**Instructions to follow**
Review the lines that follow and copy each one that contains the word "Solutions".

**Given information**
::::::::::

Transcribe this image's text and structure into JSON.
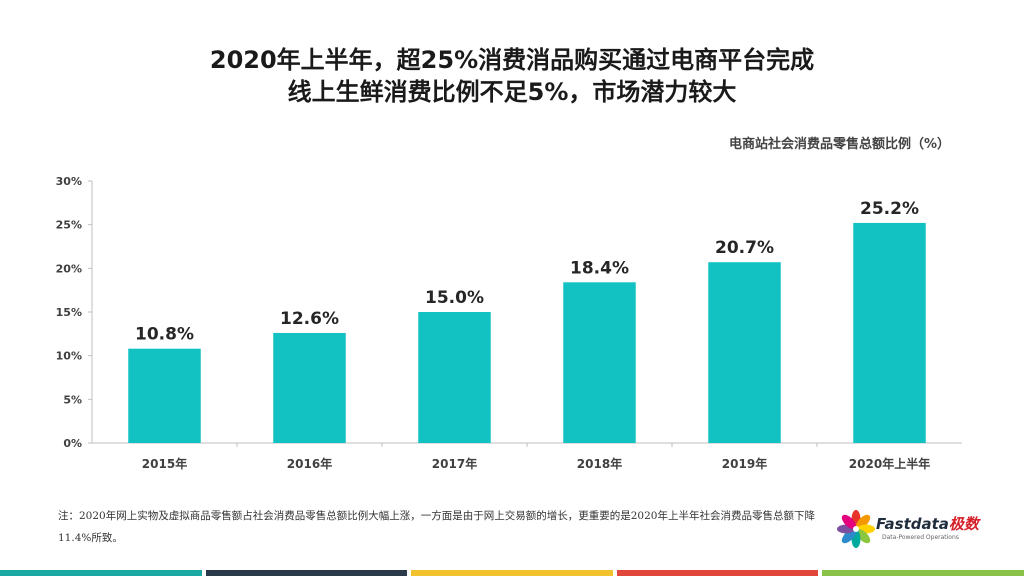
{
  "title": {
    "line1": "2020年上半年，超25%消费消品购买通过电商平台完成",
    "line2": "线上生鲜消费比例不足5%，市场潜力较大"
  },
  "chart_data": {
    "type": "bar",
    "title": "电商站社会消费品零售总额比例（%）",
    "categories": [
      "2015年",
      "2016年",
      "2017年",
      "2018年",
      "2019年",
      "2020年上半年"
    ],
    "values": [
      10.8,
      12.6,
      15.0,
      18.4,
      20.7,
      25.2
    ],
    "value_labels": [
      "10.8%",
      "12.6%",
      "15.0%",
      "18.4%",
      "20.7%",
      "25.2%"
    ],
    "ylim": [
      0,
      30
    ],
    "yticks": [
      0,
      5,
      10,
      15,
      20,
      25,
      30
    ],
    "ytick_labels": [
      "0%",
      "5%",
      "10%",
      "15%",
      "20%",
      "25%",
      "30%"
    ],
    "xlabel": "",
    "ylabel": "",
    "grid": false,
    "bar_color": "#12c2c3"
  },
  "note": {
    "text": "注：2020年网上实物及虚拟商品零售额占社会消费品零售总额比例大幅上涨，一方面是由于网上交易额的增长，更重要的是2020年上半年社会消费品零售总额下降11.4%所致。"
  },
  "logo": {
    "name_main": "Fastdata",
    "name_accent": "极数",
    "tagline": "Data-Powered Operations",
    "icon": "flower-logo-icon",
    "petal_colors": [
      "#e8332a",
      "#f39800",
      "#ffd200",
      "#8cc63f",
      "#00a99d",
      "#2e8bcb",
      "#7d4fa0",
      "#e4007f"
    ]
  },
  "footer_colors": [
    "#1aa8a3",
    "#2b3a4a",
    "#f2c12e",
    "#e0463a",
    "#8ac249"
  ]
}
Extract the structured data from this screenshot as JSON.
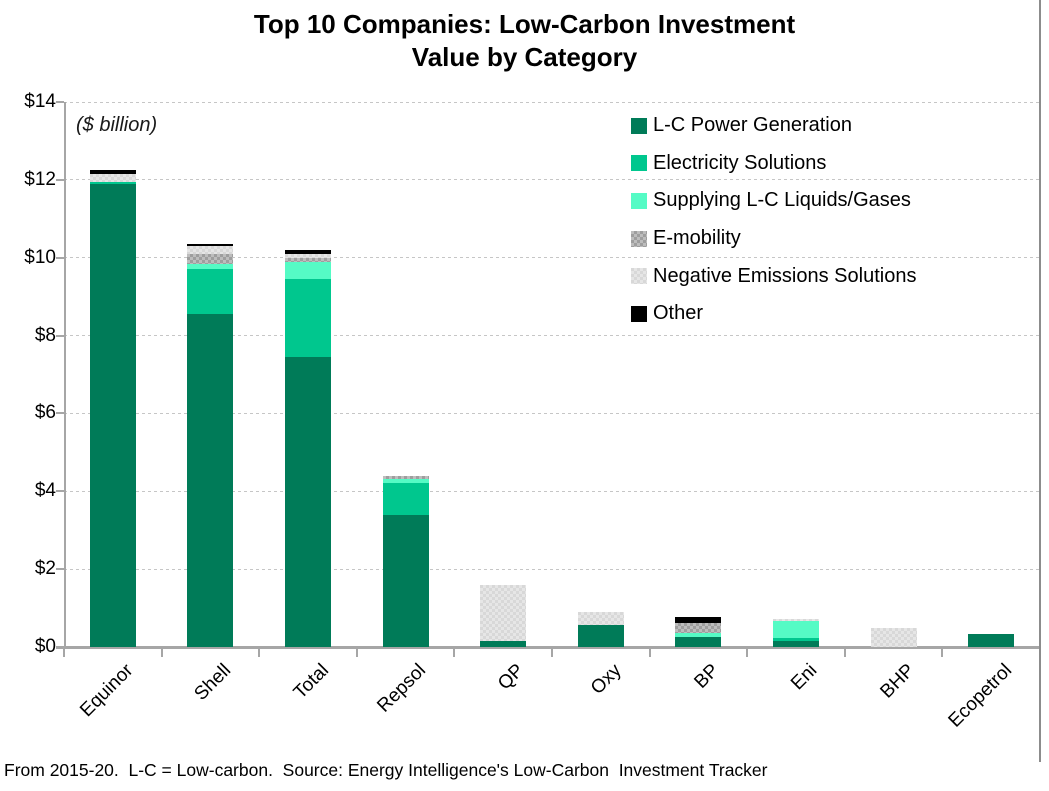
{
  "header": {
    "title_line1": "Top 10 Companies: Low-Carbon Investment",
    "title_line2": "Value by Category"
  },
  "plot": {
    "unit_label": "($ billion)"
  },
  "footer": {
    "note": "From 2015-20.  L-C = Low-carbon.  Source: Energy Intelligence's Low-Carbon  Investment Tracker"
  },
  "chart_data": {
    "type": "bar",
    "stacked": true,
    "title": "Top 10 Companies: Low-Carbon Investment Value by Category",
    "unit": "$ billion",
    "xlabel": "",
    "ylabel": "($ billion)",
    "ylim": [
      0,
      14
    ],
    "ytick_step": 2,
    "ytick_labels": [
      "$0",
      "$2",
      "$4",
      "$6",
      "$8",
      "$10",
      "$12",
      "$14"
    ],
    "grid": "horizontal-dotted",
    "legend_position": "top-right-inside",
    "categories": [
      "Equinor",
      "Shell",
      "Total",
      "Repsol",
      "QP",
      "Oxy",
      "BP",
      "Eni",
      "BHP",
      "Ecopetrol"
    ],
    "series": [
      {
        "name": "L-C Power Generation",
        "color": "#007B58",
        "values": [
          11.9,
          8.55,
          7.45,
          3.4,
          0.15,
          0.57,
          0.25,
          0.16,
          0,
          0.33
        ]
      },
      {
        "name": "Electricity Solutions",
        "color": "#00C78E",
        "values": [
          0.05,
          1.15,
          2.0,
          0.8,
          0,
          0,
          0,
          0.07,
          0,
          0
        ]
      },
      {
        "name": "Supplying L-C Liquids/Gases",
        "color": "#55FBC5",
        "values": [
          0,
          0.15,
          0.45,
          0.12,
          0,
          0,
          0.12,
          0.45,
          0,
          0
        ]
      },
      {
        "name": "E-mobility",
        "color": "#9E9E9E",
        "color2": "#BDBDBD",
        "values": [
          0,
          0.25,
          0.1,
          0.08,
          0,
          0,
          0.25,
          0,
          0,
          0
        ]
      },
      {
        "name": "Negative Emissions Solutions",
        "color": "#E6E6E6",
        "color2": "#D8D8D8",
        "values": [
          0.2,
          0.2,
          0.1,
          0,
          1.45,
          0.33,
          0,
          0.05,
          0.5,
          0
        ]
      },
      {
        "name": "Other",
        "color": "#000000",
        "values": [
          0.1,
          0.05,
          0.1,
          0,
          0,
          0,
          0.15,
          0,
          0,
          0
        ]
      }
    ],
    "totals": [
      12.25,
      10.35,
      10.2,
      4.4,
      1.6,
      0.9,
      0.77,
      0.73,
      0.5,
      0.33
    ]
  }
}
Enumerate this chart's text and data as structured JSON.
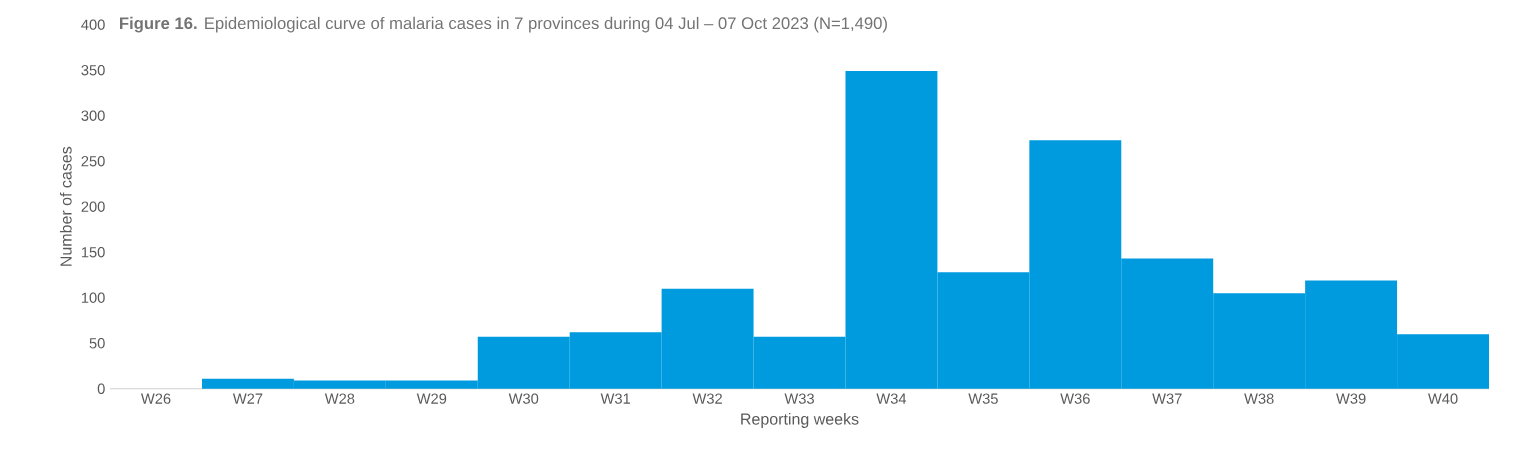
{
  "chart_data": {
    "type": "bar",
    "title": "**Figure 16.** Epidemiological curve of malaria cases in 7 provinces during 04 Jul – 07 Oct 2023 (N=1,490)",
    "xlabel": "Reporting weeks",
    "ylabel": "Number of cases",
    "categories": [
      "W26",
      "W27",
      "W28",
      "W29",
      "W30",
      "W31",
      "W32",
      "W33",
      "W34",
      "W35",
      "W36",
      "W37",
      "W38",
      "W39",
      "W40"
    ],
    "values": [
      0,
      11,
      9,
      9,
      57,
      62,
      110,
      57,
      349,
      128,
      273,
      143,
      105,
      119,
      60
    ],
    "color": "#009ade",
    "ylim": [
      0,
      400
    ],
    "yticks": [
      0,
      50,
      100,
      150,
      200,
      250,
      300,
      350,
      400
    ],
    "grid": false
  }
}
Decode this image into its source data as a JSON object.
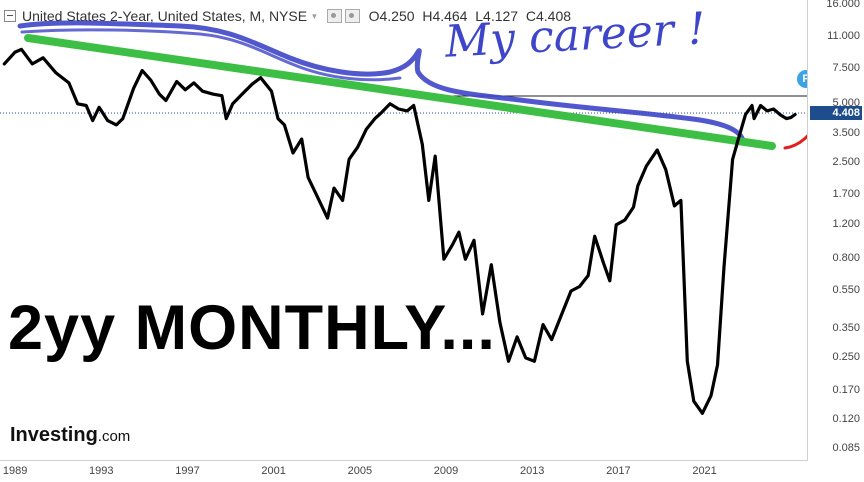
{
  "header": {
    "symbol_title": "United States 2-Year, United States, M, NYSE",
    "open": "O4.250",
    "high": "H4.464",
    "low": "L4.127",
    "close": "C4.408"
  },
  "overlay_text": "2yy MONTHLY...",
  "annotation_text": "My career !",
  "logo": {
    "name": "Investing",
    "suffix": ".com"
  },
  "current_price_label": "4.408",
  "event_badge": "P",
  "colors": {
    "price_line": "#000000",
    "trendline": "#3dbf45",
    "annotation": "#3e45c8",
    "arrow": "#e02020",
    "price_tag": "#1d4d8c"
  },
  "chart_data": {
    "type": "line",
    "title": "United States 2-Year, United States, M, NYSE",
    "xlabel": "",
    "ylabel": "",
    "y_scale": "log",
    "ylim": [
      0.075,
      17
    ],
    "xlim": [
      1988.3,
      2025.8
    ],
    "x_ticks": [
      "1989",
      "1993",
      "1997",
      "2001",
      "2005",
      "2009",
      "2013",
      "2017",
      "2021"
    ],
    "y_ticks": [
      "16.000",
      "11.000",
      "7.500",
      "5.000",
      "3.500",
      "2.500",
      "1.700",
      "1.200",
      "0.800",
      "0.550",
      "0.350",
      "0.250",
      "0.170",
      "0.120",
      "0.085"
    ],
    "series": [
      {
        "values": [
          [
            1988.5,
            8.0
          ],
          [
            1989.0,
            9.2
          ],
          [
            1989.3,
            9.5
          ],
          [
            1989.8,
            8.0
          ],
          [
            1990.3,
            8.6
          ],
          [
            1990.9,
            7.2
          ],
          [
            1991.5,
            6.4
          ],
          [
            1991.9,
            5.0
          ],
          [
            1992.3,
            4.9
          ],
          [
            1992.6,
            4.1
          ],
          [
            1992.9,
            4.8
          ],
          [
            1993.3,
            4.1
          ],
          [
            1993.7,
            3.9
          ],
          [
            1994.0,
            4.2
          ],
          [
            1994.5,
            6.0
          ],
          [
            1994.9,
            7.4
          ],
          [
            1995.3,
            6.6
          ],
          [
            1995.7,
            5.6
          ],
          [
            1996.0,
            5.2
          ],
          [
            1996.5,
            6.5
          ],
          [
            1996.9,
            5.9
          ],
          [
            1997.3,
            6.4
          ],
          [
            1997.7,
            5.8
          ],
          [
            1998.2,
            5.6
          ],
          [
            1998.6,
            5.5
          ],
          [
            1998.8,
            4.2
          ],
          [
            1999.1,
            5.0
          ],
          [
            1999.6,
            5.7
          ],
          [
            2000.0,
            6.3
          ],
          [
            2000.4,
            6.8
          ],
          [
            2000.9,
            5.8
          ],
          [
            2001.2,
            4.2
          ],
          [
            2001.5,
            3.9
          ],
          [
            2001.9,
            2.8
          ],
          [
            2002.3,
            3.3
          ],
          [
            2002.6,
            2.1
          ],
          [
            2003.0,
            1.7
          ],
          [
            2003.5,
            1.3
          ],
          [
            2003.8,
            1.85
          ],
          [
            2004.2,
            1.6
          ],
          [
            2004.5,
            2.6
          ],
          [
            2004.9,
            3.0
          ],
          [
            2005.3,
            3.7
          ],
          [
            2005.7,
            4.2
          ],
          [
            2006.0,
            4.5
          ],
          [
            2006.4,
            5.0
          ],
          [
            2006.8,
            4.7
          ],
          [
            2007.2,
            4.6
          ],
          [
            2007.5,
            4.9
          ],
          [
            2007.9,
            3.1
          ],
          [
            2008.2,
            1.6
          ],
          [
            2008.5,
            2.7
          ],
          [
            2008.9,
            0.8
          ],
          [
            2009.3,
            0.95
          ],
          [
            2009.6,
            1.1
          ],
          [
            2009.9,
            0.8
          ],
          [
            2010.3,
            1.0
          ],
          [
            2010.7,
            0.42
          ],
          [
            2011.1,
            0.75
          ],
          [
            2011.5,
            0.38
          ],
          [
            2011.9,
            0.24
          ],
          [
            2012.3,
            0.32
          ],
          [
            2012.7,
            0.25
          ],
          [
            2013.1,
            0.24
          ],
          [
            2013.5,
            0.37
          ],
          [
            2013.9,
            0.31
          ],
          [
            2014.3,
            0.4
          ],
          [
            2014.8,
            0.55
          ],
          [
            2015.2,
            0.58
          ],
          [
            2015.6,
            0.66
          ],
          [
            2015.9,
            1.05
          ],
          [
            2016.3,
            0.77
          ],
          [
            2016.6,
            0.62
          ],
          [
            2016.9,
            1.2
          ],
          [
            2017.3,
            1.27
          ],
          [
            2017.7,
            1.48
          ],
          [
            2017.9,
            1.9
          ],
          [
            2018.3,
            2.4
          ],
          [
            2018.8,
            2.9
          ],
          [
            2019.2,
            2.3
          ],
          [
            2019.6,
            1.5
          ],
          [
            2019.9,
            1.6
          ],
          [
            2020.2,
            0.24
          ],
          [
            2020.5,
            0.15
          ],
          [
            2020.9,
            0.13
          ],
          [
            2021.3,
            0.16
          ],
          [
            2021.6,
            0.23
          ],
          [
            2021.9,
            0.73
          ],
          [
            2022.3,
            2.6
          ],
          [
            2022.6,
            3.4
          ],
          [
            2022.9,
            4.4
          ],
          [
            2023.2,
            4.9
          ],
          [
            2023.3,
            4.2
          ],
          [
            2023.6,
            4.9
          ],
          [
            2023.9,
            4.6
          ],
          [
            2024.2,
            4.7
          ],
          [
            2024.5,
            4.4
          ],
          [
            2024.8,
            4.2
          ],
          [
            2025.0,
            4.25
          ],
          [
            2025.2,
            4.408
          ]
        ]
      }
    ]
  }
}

::::::::::

**Response to this task**
        "name": "Electricity Solutions",
        "name": "Negative Emissions Solutions",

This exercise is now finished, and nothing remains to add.